* BEGIN DATA IN THIS EXERCISE *
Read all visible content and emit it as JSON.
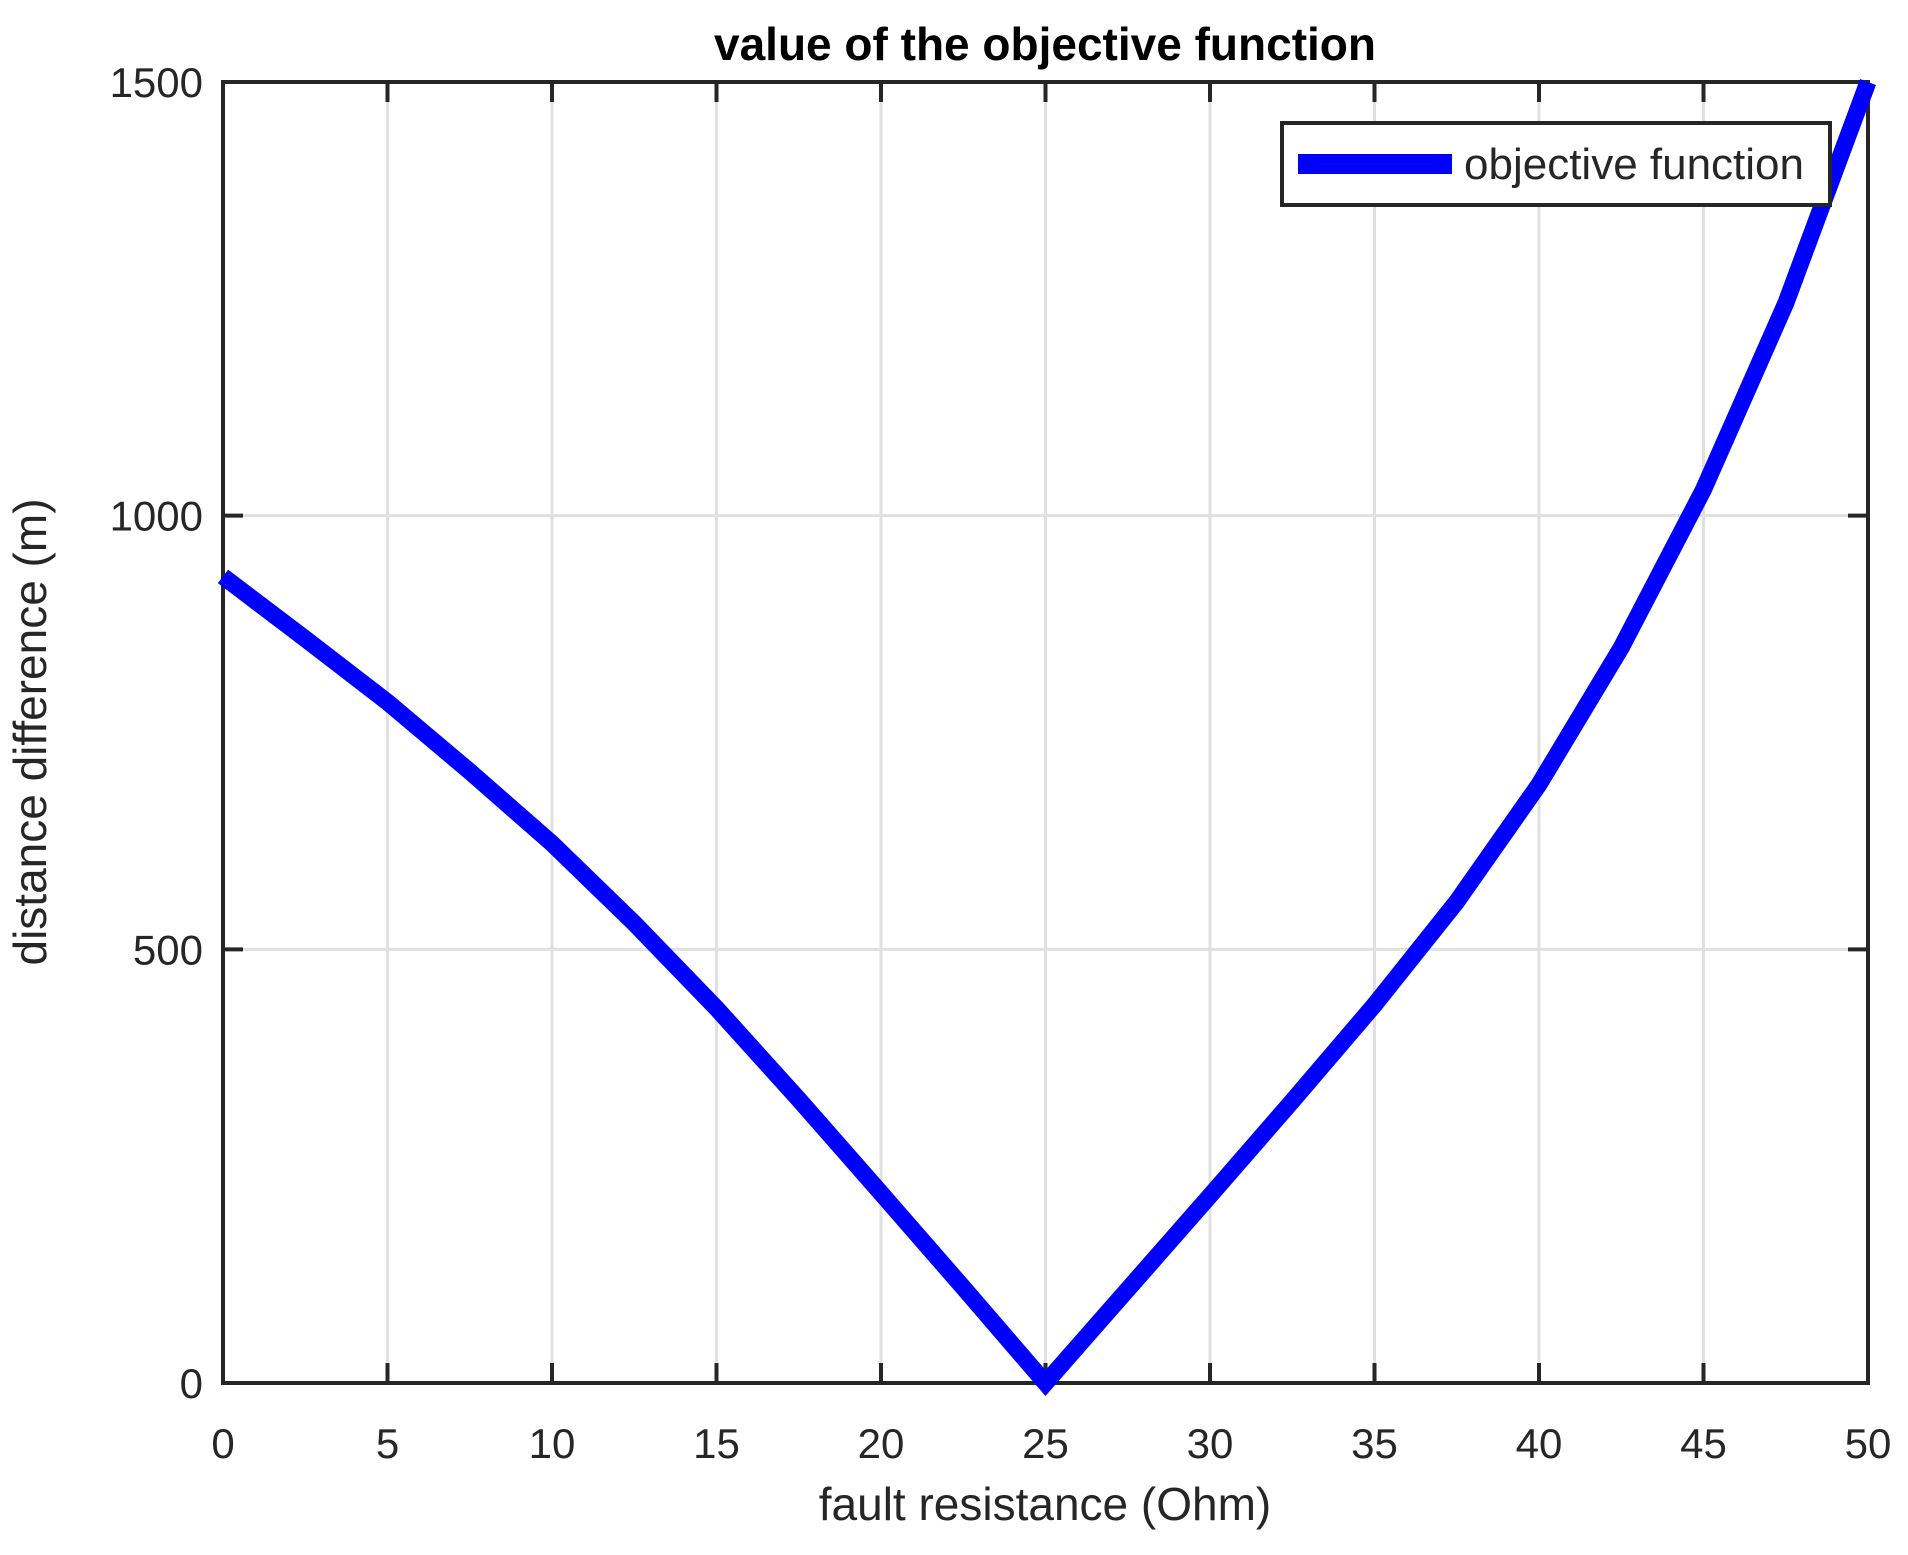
{
  "chart_data": {
    "type": "line",
    "title": "value of the objective function",
    "xlabel": "fault resistance (Ohm)",
    "ylabel": "distance difference (m)",
    "xlim": [
      0,
      50
    ],
    "ylim": [
      0,
      1500
    ],
    "xticks": [
      0,
      5,
      10,
      15,
      20,
      25,
      30,
      35,
      40,
      45,
      50
    ],
    "yticks": [
      0,
      500,
      1000,
      1500
    ],
    "grid": true,
    "legend": {
      "label": "objective function",
      "position": "top-right"
    },
    "series": [
      {
        "name": "objective function",
        "color": "#0000FF",
        "x": [
          0,
          2.5,
          5,
          7.5,
          10,
          12.5,
          15,
          17.5,
          20,
          22.5,
          25,
          27.5,
          30,
          32.5,
          35,
          37.5,
          40,
          42.5,
          45,
          47.5,
          50
        ],
        "y": [
          930,
          858,
          785,
          705,
          622,
          530,
          432,
          327,
          219,
          110,
          0,
          108,
          216,
          325,
          436,
          555,
          690,
          848,
          1030,
          1245,
          1500
        ]
      }
    ],
    "colors": {
      "accent_blue": "#0000FF",
      "grid_gray": "#e0e0e0",
      "frame_dark": "#262626"
    }
  }
}
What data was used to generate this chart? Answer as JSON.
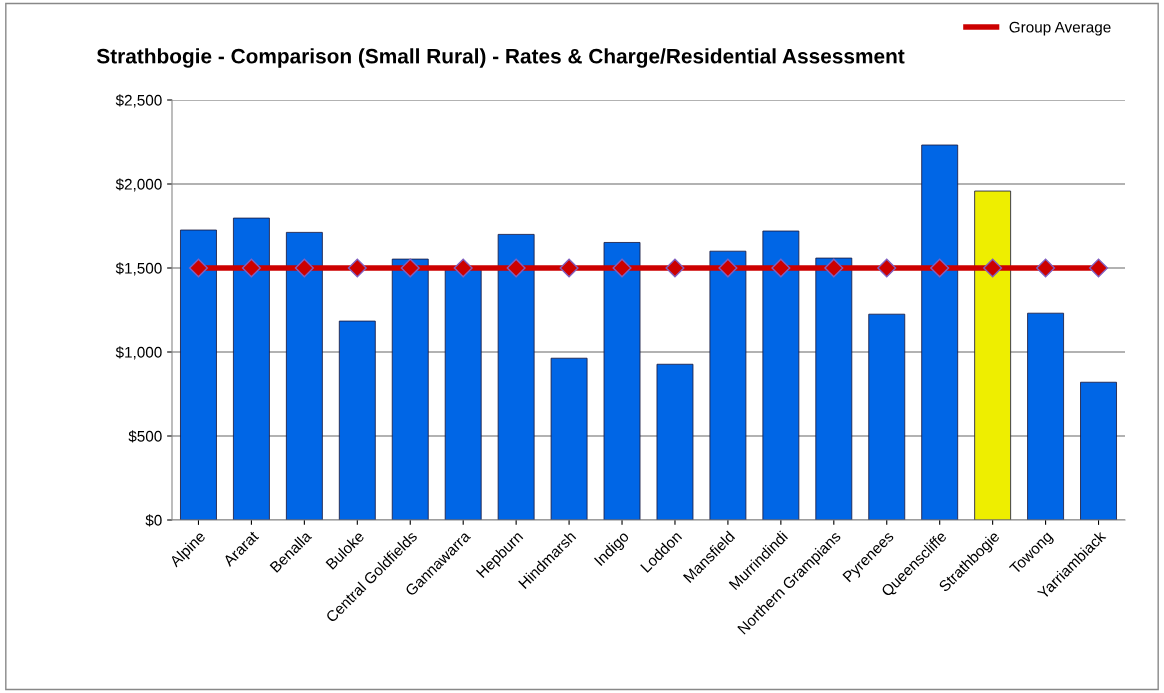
{
  "chart_data": {
    "type": "bar",
    "title": "Strathbogie - Comparison (Small Rural) - Rates & Charge/Residential Assessment",
    "categories": [
      "Alpine",
      "Ararat",
      "Benalla",
      "Buloke",
      "Central Goldfields",
      "Gannawarra",
      "Hepburn",
      "Hindmarsh",
      "Indigo",
      "Loddon",
      "Mansfield",
      "Murrindindi",
      "Northern Grampians",
      "Pyrenees",
      "Queenscliffe",
      "Strathbogie",
      "Towong",
      "Yarriambiack"
    ],
    "series": [
      {
        "colors": [
          "#0066e6",
          "#0066e6",
          "#0066e6",
          "#0066e6",
          "#0066e6",
          "#0066e6",
          "#0066e6",
          "#0066e6",
          "#0066e6",
          "#0066e6",
          "#0066e6",
          "#0066e6",
          "#0066e6",
          "#0066e6",
          "#0066e6",
          "#eeee00",
          "#0066e6",
          "#0066e6"
        ],
        "values": [
          1726,
          1797,
          1712,
          1184,
          1553,
          1495,
          1700,
          963,
          1652,
          927,
          1600,
          1720,
          1559,
          1225,
          2232,
          1958,
          1231,
          820
        ]
      },
      {
        "type": "line",
        "name": "Group Average",
        "color": "#cc0000",
        "marker": "diamond",
        "values": [
          1500,
          1500,
          1500,
          1500,
          1500,
          1500,
          1500,
          1500,
          1500,
          1500,
          1500,
          1500,
          1500,
          1500,
          1500,
          1500,
          1500,
          1500
        ]
      }
    ],
    "ylim": [
      0,
      2500
    ],
    "yticks": [
      {
        "value": 0,
        "label": "$0"
      },
      {
        "value": 500,
        "label": "$500"
      },
      {
        "value": 1000,
        "label": "$1,000"
      },
      {
        "value": 1500,
        "label": "$1,500"
      },
      {
        "value": 2000,
        "label": "$2,000"
      },
      {
        "value": 2500,
        "label": "$2,500"
      }
    ],
    "grid": "y",
    "legend": "top right"
  }
}
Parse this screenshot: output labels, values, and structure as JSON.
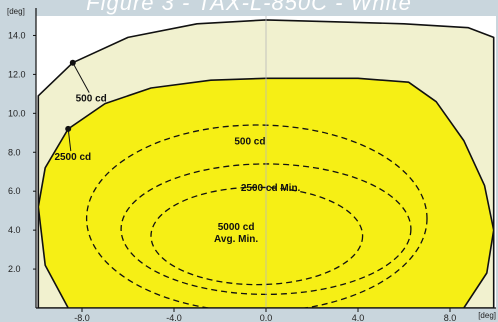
{
  "figure": {
    "title": "Figure 3 - TAX-L-850C - White"
  },
  "chart_data": {
    "type": "isocandela-contour",
    "xlabel": "[deg]",
    "ylabel": "[deg]",
    "xlim": [
      -10,
      10
    ],
    "ylim": [
      0,
      15
    ],
    "x_ticks": [
      "-8.0",
      "-4.0",
      "0.0",
      "4.0",
      "8.0"
    ],
    "x_tick_values": [
      -8,
      -4,
      0,
      4,
      8
    ],
    "y_ticks": [
      "2.0",
      "4.0",
      "6.0",
      "8.0",
      "10.0",
      "12.0",
      "14.0"
    ],
    "y_tick_values": [
      2,
      4,
      6,
      8,
      10,
      12,
      14
    ],
    "contours": [
      {
        "name": "500 cd",
        "style": "solid",
        "fill": "#f1f1cf",
        "points": [
          [
            -9.9,
            10.9
          ],
          [
            -8.4,
            12.6
          ],
          [
            -6,
            13.9
          ],
          [
            -3,
            14.6
          ],
          [
            0,
            14.8
          ],
          [
            3,
            14.7
          ],
          [
            6,
            14.6
          ],
          [
            8.8,
            14.4
          ],
          [
            9.9,
            13.9
          ],
          [
            9.9,
            0
          ],
          [
            -9.9,
            0
          ]
        ]
      },
      {
        "name": "2500 cd",
        "style": "solid",
        "fill": "#f6ef15",
        "points": [
          [
            -9.9,
            5.2
          ],
          [
            -9.6,
            7.2
          ],
          [
            -8.6,
            9.2
          ],
          [
            -7,
            10.5
          ],
          [
            -5,
            11.3
          ],
          [
            -2.4,
            11.7
          ],
          [
            0,
            11.8
          ],
          [
            4,
            11.8
          ],
          [
            6.2,
            11.6
          ],
          [
            7.4,
            10.6
          ],
          [
            8.6,
            8.6
          ],
          [
            9.5,
            6.3
          ],
          [
            9.9,
            4
          ],
          [
            9.6,
            1.8
          ],
          [
            8.6,
            0
          ],
          [
            -8.6,
            0
          ],
          [
            -9.6,
            2.2
          ]
        ]
      },
      {
        "name": "500 cd",
        "style": "dashed",
        "ellipse": {
          "cx": -0.4,
          "cy": 4.6,
          "rx": 7.4,
          "ry": 4.8
        }
      },
      {
        "name": "2500 cd Min.",
        "style": "dashed",
        "ellipse": {
          "cx": 0,
          "cy": 4.05,
          "rx": 6.3,
          "ry": 3.35
        }
      },
      {
        "name": "5000 cd Avg. Min.",
        "style": "dashed",
        "ellipse": {
          "cx": -0.4,
          "cy": 3.7,
          "rx": 4.6,
          "ry": 2.5
        }
      }
    ],
    "annotations": [
      {
        "line1": "500 cd",
        "line2": "",
        "x": -0.7,
        "y": 8.4
      },
      {
        "line1": "2500 cd Min.",
        "line2": "",
        "x": 0.2,
        "y": 6.0
      },
      {
        "line1": "5000 cd",
        "line2": "Avg. Min.",
        "x": -1.3,
        "y": 4.0
      }
    ],
    "callouts": [
      {
        "text": "500 cd",
        "point": [
          -8.4,
          12.6
        ],
        "label_at": [
          -7.6,
          10.6
        ]
      },
      {
        "text": "2500 cd",
        "point": [
          -8.6,
          9.2
        ],
        "label_at": [
          -8.4,
          7.6
        ]
      }
    ],
    "grid": {
      "x": [
        0
      ],
      "y": []
    }
  }
}
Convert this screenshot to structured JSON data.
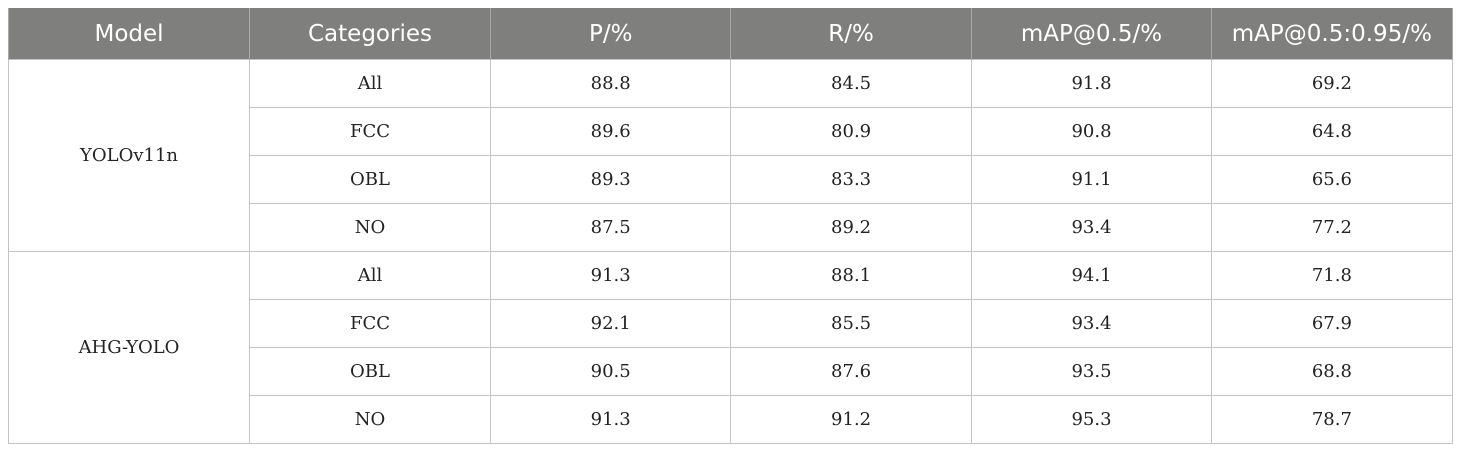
{
  "table": {
    "headers": [
      "Model",
      "Categories",
      "P/%",
      "R/%",
      "mAP@0.5/%",
      "mAP@0.5:0.95/%"
    ],
    "groups": [
      {
        "model": "YOLOv11n",
        "rows": [
          {
            "category": "All",
            "p": "88.8",
            "r": "84.5",
            "map50": "91.8",
            "map50_95": "69.2"
          },
          {
            "category": "FCC",
            "p": "89.6",
            "r": "80.9",
            "map50": "90.8",
            "map50_95": "64.8"
          },
          {
            "category": "OBL",
            "p": "89.3",
            "r": "83.3",
            "map50": "91.1",
            "map50_95": "65.6"
          },
          {
            "category": "NO",
            "p": "87.5",
            "r": "89.2",
            "map50": "93.4",
            "map50_95": "77.2"
          }
        ]
      },
      {
        "model": "AHG-YOLO",
        "rows": [
          {
            "category": "All",
            "p": "91.3",
            "r": "88.1",
            "map50": "94.1",
            "map50_95": "71.8"
          },
          {
            "category": "FCC",
            "p": "92.1",
            "r": "85.5",
            "map50": "93.4",
            "map50_95": "67.9"
          },
          {
            "category": "OBL",
            "p": "90.5",
            "r": "87.6",
            "map50": "93.5",
            "map50_95": "68.8"
          },
          {
            "category": "NO",
            "p": "91.3",
            "r": "91.2",
            "map50": "95.3",
            "map50_95": "78.7"
          }
        ]
      }
    ]
  }
}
* END DATA IN THIS EXERCISE *
Within the records, how many lines include "JSON"? The answer is the number and nothing else.

RESPONSE TO THIS EXERCISE: 4